Problem statement – Every line from the one containing "Serialize everything readable" through the end of the listing below goes in the output, exactly and without pictures.
** begin **
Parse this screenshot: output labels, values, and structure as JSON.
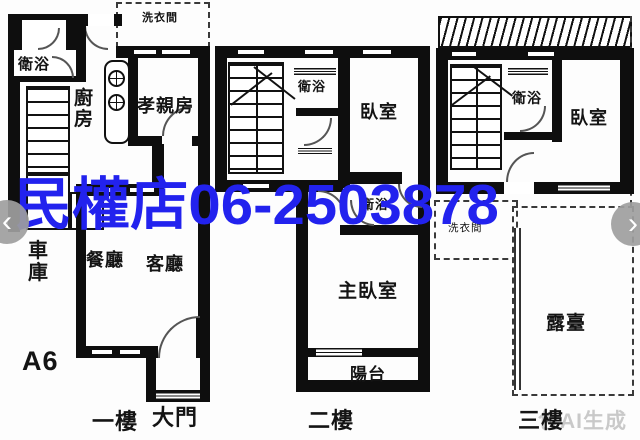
{
  "watermark": {
    "text": "民權店06-2503878",
    "color": "#2222ee"
  },
  "ai_watermark": {
    "text": "包AI生成"
  },
  "nav": {
    "prev": "‹",
    "next": "›"
  },
  "floor1": {
    "floor_label": "一樓",
    "unit_label": "A6",
    "rooms": {
      "laundry": "洗衣間",
      "bath": "衛浴",
      "kitchen": "廚房",
      "parents_room": "孝親房",
      "garage": "車庫",
      "dining": "餐廳",
      "living": "客廳",
      "main_door": "大門"
    }
  },
  "floor2": {
    "floor_label": "二樓",
    "rooms": {
      "bath_upper": "衛浴",
      "bedroom": "臥室",
      "bath_lower": "衛浴",
      "master_bedroom": "主臥室",
      "balcony": "陽台"
    }
  },
  "floor3": {
    "floor_label": "三樓",
    "rooms": {
      "bath": "衛浴",
      "bedroom": "臥室",
      "laundry": "洗衣間",
      "terrace": "露臺"
    }
  }
}
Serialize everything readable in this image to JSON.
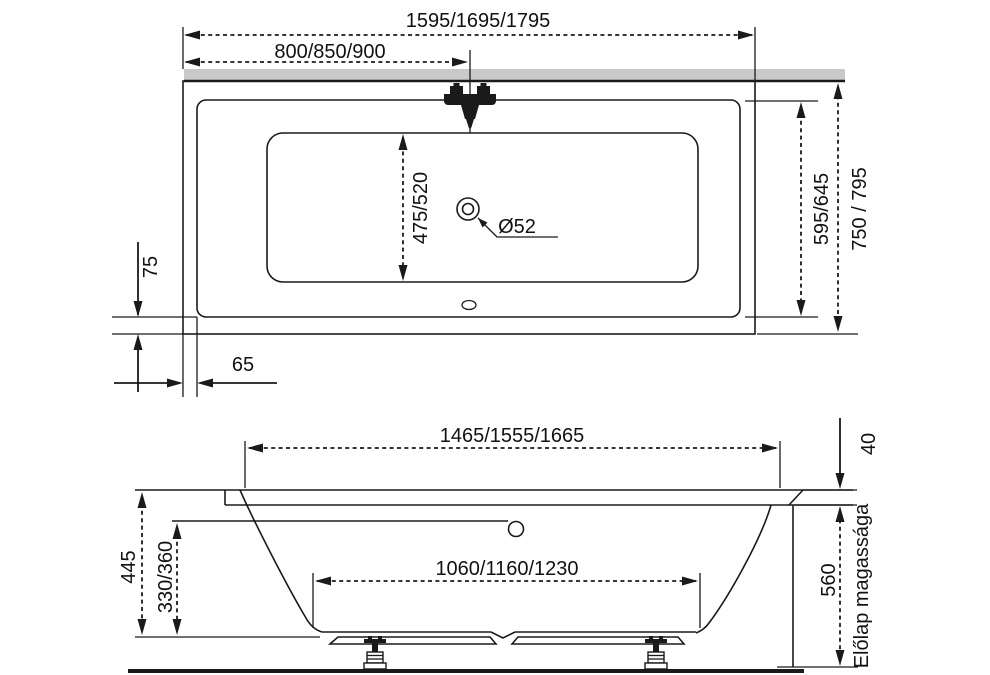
{
  "drawing_title": "Bathtub dimensional drawing",
  "colors": {
    "line": "#1a1a1a",
    "wall_band": "#c9c9c9",
    "background": "#ffffff"
  },
  "top_view": {
    "overall_length": "1595/1695/1795",
    "faucet_position": "800/850/900",
    "interior_width": "475/520",
    "drain_diameter": "Ø52",
    "inner_width": "595/645",
    "overall_width": "750 / 795",
    "rim_overhang_bottom": "75",
    "rim_overhang_left": "65"
  },
  "side_view": {
    "upper_length": "1465/1555/1665",
    "rim_thickness": "40",
    "bottom_length": "1060/1160/1230",
    "tub_height": "445",
    "interior_depth": "330/360",
    "front_panel_height": "560",
    "front_panel_label": "Előlap magassága"
  }
}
** end **
Solution below –
Serialize everything readable in this image to JSON.
{
  "drawing_title": "Bathtub dimensional drawing",
  "colors": {
    "line": "#1a1a1a",
    "wall_band": "#c9c9c9",
    "background": "#ffffff"
  },
  "top_view": {
    "overall_length": "1595/1695/1795",
    "faucet_position": "800/850/900",
    "interior_width": "475/520",
    "drain_diameter": "Ø52",
    "inner_width": "595/645",
    "overall_width": "750 / 795",
    "rim_overhang_bottom": "75",
    "rim_overhang_left": "65"
  },
  "side_view": {
    "upper_length": "1465/1555/1665",
    "rim_thickness": "40",
    "bottom_length": "1060/1160/1230",
    "tub_height": "445",
    "interior_depth": "330/360",
    "front_panel_height": "560",
    "front_panel_label": "Előlap magassága"
  }
}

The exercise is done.